# To be done
How many lines of the material below contain the string "this"? Answer with the number and nothing else.

## Begin Input rows

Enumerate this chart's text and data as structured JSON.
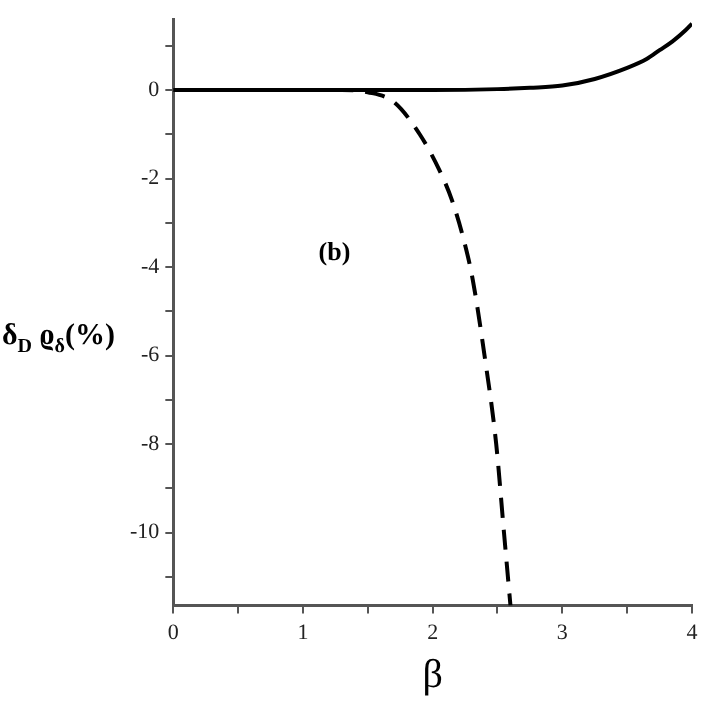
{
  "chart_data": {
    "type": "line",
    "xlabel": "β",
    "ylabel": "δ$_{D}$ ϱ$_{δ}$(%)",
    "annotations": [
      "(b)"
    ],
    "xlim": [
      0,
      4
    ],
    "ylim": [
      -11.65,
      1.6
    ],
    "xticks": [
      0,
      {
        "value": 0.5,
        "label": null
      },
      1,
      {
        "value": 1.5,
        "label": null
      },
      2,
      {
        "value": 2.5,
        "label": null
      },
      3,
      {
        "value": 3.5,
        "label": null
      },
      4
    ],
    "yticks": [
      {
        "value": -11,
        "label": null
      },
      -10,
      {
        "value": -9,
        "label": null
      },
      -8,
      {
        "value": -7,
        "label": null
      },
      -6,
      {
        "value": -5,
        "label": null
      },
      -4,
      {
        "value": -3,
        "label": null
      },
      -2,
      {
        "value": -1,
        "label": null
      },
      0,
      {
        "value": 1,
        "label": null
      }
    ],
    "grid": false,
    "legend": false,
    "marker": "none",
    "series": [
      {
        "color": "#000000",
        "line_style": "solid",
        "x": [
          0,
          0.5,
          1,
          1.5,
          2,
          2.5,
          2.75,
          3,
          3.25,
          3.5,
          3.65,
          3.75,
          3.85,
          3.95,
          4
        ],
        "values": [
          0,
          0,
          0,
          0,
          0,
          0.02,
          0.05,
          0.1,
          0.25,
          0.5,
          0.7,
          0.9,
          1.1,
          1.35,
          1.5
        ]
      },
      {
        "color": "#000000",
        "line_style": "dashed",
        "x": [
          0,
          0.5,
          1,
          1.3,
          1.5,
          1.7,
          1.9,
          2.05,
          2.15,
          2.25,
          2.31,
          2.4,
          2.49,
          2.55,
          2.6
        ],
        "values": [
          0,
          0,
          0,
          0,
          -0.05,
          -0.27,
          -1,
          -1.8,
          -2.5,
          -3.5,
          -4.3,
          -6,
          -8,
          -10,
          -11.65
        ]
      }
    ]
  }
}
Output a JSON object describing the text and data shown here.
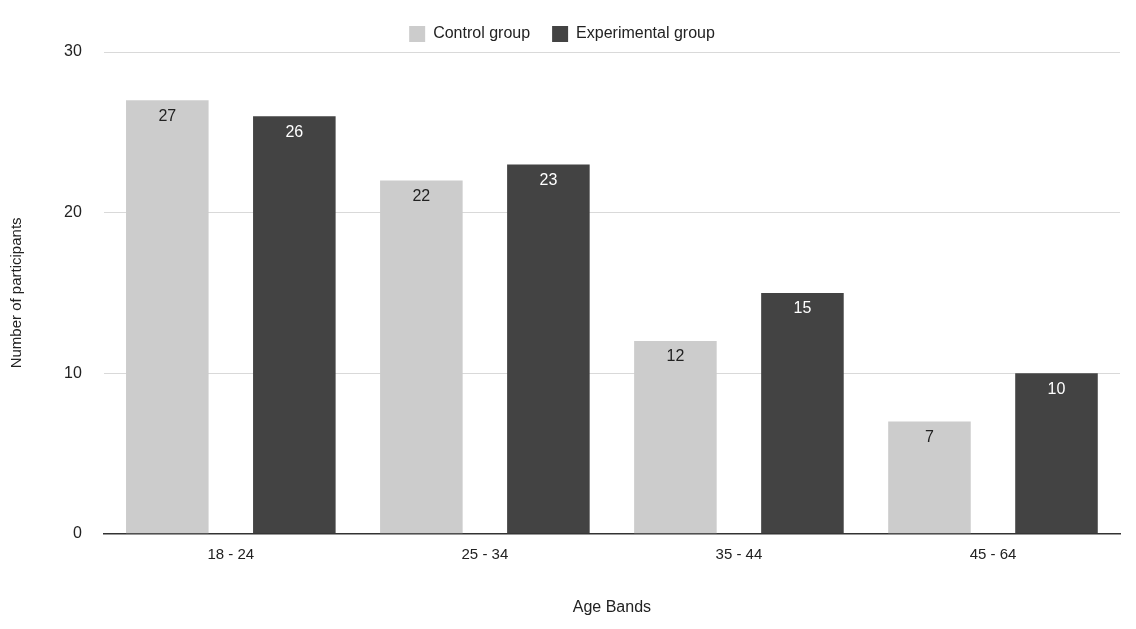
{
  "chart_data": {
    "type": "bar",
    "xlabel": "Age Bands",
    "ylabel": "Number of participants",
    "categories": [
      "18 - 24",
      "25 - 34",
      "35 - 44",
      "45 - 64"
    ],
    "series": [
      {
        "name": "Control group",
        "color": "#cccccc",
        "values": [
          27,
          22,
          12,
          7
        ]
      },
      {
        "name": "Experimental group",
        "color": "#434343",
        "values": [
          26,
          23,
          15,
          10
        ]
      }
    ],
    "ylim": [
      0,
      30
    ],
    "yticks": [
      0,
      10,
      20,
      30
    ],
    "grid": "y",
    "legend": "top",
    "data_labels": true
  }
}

## End Input rows
## Begin Input rows

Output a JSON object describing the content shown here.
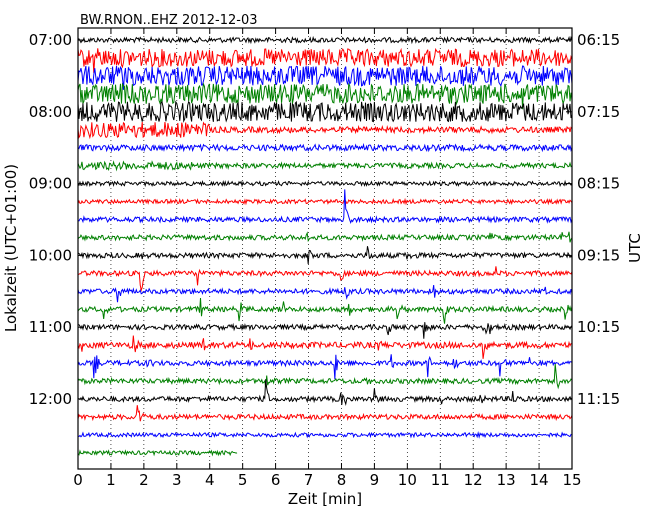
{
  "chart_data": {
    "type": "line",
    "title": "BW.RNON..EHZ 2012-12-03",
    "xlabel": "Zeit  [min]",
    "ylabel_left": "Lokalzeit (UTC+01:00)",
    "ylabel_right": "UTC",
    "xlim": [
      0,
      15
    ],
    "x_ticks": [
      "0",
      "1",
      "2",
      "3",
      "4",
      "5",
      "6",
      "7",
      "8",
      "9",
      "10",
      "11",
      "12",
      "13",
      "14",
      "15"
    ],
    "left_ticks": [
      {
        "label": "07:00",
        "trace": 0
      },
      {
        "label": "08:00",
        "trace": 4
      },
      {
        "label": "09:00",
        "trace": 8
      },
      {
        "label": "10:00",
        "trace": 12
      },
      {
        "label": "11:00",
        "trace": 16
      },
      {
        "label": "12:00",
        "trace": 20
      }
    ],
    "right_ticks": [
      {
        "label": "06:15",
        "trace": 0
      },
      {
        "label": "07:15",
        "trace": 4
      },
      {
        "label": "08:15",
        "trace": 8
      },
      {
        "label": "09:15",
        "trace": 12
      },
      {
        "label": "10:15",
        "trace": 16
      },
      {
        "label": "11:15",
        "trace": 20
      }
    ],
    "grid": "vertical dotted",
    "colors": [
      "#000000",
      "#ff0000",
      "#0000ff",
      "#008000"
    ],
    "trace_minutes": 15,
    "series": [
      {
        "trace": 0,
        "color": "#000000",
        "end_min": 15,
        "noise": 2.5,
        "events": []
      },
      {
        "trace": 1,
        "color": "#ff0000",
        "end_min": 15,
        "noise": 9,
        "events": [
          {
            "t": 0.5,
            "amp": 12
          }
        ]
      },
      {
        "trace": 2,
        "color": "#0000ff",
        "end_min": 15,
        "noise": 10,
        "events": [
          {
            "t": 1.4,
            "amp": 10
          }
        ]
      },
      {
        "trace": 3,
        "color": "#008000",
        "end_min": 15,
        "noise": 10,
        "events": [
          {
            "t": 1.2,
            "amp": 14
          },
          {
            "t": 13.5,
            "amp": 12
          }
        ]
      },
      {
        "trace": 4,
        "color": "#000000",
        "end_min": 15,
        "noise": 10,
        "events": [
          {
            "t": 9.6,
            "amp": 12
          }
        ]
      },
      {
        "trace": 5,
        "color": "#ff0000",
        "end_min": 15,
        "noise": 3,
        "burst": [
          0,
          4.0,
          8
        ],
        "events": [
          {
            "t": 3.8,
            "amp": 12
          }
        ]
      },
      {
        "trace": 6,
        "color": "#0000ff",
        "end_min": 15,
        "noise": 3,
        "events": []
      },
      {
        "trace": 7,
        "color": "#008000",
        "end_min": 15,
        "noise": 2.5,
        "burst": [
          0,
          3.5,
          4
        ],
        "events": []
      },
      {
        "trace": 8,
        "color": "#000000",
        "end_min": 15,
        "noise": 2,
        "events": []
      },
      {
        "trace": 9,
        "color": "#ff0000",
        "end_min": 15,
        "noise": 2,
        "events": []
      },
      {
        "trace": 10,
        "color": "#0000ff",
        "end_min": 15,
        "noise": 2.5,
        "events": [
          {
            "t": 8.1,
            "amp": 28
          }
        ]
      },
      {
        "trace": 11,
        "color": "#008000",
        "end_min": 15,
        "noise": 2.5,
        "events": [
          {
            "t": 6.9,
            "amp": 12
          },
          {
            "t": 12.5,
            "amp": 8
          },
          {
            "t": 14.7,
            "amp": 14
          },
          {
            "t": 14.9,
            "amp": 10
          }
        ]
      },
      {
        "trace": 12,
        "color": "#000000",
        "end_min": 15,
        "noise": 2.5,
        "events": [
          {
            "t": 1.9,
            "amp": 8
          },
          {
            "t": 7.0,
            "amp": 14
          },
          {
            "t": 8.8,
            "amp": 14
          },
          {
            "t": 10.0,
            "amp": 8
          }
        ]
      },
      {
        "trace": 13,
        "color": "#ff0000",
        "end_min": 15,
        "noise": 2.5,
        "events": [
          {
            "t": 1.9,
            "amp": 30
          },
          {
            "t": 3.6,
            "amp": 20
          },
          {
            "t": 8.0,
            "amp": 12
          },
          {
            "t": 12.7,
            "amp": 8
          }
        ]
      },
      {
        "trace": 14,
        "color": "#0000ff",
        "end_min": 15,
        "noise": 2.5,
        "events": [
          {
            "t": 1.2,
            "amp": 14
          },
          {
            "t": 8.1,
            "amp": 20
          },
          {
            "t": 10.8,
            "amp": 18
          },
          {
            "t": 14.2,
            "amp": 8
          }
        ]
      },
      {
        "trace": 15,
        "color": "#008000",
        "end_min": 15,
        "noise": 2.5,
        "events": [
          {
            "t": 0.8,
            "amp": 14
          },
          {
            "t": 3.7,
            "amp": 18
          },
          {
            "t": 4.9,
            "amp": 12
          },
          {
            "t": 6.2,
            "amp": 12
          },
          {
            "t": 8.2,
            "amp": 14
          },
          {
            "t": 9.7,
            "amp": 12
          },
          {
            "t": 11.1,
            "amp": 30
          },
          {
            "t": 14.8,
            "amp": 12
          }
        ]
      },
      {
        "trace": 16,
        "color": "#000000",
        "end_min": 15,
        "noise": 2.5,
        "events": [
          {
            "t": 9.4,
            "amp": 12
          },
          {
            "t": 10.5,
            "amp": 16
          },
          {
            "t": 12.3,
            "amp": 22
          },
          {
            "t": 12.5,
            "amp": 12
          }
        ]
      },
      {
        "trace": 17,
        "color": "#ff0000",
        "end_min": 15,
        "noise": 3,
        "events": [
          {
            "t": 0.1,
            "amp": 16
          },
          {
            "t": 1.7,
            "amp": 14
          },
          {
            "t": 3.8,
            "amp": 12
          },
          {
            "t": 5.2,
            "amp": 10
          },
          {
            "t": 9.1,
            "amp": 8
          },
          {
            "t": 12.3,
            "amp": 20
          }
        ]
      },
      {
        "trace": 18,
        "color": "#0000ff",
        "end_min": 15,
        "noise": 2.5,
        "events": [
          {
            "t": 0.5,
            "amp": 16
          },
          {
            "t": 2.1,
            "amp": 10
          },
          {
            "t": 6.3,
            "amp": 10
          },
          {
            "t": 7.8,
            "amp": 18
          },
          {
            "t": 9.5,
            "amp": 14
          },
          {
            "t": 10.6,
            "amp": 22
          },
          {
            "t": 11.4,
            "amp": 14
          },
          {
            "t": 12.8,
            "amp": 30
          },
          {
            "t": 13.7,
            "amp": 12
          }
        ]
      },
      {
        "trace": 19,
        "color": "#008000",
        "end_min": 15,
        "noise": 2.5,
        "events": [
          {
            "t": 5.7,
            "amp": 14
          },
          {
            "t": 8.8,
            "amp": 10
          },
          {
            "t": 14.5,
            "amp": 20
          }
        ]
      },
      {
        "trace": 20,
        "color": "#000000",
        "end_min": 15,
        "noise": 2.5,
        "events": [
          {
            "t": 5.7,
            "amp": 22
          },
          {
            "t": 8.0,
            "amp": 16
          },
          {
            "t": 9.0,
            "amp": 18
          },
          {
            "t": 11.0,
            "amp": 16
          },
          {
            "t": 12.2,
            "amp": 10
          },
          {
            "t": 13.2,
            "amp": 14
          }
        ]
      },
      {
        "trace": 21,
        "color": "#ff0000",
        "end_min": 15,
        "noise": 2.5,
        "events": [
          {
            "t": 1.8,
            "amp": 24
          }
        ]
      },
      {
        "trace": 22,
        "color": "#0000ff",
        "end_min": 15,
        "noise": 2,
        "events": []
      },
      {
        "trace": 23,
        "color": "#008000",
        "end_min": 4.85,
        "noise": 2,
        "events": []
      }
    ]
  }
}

## End Input rows
## Begin Input rows

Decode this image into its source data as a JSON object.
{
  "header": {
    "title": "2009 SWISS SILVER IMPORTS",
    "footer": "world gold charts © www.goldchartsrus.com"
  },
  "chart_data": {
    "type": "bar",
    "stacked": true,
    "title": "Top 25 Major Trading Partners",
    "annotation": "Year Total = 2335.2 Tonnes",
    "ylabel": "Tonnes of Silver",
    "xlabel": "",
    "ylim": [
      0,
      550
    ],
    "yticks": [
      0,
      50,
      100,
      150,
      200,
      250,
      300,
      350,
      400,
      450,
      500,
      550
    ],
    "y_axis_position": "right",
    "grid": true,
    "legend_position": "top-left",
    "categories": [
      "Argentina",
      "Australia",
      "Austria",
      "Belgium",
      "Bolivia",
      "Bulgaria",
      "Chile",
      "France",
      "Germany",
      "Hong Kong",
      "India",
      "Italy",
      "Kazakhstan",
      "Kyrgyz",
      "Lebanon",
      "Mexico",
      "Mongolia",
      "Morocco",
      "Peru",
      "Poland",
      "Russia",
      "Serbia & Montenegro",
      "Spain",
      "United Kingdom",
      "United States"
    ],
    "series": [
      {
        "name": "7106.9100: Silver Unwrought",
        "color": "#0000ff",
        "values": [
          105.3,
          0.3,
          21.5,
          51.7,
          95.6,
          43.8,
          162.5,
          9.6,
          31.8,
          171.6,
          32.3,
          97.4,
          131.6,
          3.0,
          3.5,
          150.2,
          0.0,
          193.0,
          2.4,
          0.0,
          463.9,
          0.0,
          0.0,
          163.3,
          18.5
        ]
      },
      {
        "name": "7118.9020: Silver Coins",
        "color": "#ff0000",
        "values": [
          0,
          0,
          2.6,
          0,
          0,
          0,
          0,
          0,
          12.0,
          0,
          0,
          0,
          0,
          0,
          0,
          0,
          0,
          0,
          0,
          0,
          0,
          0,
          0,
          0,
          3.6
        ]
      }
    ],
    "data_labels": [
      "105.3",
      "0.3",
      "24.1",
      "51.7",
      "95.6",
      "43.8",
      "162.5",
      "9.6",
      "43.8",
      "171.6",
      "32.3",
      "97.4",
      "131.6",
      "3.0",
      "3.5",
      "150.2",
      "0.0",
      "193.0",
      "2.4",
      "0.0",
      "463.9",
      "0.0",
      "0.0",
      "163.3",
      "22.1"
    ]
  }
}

## End Input rows

# Answer below
2